> What is asked
Output every line of the data exactly as it appears.

> Material for this exercise
-- -- --
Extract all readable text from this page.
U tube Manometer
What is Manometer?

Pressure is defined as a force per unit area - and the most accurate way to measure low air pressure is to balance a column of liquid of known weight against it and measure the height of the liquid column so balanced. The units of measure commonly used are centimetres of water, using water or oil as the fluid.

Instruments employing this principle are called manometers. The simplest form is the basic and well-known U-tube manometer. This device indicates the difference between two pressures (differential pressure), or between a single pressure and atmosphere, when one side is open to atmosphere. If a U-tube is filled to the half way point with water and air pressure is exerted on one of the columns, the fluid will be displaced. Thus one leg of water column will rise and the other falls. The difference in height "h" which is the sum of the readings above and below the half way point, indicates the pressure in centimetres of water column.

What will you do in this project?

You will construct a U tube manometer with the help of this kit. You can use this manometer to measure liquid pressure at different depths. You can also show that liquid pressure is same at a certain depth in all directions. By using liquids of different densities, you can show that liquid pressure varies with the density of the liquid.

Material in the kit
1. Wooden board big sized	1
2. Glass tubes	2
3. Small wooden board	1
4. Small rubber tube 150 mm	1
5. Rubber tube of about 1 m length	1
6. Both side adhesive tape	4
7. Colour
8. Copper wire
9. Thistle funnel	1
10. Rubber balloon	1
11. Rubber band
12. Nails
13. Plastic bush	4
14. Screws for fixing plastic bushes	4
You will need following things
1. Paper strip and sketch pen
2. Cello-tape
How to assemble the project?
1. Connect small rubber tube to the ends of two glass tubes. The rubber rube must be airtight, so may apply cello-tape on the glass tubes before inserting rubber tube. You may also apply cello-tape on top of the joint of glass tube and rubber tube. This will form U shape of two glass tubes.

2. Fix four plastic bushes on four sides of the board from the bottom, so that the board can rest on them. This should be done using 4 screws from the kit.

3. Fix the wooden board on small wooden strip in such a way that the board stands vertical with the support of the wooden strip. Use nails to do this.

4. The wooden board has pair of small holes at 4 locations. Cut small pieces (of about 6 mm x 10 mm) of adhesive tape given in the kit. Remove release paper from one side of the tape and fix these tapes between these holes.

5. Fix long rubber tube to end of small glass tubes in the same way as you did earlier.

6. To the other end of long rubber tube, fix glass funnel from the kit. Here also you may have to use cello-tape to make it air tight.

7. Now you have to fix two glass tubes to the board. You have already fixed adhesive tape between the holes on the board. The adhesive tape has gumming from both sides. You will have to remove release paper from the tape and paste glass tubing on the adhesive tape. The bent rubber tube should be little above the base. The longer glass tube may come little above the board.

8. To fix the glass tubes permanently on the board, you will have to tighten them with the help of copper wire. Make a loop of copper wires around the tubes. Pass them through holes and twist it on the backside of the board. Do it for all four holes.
-- -- --
> Task result
Extract all readable text from this page.
U tube Manometer
What is Manometer?

Pressure is defined as a force per unit area - and the most accurate way to measure low air pressure is to balance a column of liquid of known weight against it and measure the height of the liquid column so balanced. The units of measure commonly used are centimetres of water, using water or oil as the fluid.

Instruments employing this principle are called manometers. The simplest form is the basic and well-known U-tube manometer. This device indicates the difference between two pressures (differential pressure), or between a single pressure and atmosphere, when one side is open to atmosphere. If a U-tube is filled to the half way point with water and air pressure is exerted on one of the columns, the fluid will be displaced. Thus one leg of water column will rise and the other falls. The difference in height "h" which is the sum of the readings above and below the half way point, indicates the pressure in centimetres of water column.

What will you do in this project?

You will construct a U tube manometer with the help of this kit. You can use this manometer to measure liquid pressure at different depths. You can also show that liquid pressure is same at a certain depth in all directions. By using liquids of different densities, you can show that liquid pressure varies with the density of the liquid.

Material in the kit
1. Wooden board big sized	1
2. Glass tubes	2
3. Small wooden board	1
4. Small rubber tube 150 mm	1
5. Rubber tube of about 1 m length	1
6. Both side adhesive tape	4
7. Colour
8. Copper wire
9. Thistle funnel	1
10. Rubber balloon	1
11. Rubber band
12. Nails
13. Plastic bush	4
14. Screws for fixing plastic bushes	4
You will need following things
1. Paper strip and sketch pen
2. Cello-tape
How to assemble the project?
1. Connect small rubber tube to the ends of two glass tubes. The rubber rube must be airtight, so may apply cello-tape on the glass tubes before inserting rubber tube. You may also apply cello-tape on top of the joint of glass tube and rubber tube. This will form U shape of two glass tubes.

2. Fix four plastic bushes on four sides of the board from the bottom, so that the board can rest on them. This should be done using 4 screws from the kit.

3. Fix the wooden board on small wooden strip in such a way that the board stands vertical with the support of the wooden strip. Use nails to do this.

4. The wooden board has pair of small holes at 4 locations. Cut small pieces (of about 6 mm x 10 mm) of adhesive tape given in the kit. Remove release paper from one side of the tape and fix these tapes between these holes.

5. Fix long rubber tube to end of small glass tubes in the same way as you did earlier.

6. To the other end of long rubber tube, fix glass funnel from the kit. Here also you may have to use cello-tape to make it air tight.

7. Now you have to fix two glass tubes to the board. You have already fixed adhesive tape between the holes on the board. The adhesive tape has gumming from both sides. You will have to remove release paper from the tape and paste glass tubing on the adhesive tape. The bent rubber tube should be little above the base. The longer glass tube may come little above the board.

8. To fix the glass tubes permanently on the board, you will have to tighten them with the help of copper wire. Make a loop of copper wires around the tubes. Pass them through holes and twist it on the backside of the board. Do it for all four holes.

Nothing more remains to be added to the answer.